- Given records:
▼▼▼

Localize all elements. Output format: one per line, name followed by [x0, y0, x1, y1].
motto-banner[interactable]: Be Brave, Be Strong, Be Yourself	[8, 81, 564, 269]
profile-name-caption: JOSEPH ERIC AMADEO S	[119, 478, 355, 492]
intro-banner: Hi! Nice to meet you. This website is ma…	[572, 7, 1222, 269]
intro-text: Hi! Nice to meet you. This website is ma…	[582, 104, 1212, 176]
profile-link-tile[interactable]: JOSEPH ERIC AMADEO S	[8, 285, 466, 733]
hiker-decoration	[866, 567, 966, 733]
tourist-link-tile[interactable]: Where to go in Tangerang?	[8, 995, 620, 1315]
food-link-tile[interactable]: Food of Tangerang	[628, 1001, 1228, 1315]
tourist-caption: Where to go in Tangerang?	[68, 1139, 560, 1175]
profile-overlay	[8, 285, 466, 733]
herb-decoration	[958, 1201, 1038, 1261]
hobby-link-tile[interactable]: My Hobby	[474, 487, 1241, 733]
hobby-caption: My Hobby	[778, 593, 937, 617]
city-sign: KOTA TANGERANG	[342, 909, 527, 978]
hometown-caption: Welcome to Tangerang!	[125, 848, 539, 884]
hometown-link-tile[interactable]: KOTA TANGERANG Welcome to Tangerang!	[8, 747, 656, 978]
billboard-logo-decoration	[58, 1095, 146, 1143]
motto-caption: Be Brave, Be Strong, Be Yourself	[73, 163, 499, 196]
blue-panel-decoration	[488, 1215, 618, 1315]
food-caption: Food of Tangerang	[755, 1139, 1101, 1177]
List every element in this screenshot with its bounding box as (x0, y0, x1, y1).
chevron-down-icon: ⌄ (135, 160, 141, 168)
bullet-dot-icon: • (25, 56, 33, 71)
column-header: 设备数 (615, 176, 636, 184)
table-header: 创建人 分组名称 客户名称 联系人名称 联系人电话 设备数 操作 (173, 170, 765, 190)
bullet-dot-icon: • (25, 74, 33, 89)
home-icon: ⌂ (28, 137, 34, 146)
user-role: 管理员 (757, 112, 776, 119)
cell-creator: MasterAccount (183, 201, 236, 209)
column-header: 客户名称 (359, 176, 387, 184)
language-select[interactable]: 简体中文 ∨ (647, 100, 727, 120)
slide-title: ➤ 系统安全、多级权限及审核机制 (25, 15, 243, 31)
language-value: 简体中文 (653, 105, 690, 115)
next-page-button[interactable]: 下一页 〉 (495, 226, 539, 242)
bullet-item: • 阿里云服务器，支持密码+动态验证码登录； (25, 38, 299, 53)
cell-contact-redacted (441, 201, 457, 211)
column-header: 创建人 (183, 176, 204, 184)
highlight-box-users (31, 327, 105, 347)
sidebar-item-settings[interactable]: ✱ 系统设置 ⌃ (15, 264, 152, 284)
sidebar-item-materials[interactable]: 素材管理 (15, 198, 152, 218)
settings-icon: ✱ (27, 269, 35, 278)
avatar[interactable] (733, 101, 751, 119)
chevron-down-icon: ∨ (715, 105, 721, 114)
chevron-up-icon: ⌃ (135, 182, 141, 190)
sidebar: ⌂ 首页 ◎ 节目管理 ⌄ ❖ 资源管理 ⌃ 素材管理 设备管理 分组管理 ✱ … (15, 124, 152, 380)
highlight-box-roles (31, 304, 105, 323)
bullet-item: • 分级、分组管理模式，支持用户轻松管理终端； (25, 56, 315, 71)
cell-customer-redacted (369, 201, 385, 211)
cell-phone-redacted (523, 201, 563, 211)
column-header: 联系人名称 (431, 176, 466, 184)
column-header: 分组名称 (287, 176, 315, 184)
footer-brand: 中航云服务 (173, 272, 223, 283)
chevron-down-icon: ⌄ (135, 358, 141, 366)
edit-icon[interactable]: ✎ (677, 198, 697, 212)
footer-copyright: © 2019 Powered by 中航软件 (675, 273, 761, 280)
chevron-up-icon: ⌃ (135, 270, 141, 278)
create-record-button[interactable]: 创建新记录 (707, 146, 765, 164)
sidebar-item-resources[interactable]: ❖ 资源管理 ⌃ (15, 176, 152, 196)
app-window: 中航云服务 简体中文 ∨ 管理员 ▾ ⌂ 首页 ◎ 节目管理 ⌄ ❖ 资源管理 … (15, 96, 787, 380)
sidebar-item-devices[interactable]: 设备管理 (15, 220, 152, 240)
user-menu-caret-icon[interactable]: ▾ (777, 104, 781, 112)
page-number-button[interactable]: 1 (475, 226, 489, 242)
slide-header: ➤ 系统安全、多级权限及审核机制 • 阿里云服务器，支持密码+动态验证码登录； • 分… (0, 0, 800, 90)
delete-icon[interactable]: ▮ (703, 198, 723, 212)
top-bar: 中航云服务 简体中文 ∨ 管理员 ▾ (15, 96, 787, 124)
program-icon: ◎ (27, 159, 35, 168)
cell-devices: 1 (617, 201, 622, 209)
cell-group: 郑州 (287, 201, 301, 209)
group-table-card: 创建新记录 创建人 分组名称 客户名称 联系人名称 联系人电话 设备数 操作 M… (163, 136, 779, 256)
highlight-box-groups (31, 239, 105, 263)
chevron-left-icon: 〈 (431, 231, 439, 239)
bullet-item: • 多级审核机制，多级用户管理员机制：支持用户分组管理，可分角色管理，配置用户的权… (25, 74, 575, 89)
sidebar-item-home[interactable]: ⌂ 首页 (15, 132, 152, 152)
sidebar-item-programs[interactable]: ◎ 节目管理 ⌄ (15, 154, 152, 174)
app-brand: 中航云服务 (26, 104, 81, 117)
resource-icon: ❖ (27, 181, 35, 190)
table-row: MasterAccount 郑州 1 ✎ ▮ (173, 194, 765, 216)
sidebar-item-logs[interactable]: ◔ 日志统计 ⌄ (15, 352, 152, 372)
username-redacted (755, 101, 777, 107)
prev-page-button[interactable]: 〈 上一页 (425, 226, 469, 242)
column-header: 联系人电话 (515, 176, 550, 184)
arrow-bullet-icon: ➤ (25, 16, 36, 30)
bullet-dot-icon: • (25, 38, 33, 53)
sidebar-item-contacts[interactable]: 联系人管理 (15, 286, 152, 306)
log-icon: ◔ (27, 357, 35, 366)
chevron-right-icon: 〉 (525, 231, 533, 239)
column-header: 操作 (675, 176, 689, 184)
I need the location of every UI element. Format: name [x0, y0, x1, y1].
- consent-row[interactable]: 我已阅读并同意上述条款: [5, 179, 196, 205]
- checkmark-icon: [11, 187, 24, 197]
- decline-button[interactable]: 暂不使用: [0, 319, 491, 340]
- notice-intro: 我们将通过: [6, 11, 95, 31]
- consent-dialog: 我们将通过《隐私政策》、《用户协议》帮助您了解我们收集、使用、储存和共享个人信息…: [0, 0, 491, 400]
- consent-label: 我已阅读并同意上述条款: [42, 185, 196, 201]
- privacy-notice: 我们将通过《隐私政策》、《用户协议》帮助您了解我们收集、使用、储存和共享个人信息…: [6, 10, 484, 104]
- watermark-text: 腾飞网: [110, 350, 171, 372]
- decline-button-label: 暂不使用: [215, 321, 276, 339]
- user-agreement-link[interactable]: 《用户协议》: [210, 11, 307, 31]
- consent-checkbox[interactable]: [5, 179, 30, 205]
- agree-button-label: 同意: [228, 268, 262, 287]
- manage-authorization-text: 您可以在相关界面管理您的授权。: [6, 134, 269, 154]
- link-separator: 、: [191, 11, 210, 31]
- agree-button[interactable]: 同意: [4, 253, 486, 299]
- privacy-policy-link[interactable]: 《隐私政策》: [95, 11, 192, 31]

▲▲▲

- Prompt:
Count the lines of the material that contain the string "中航云服务", and give only the number.

- Complete output:
4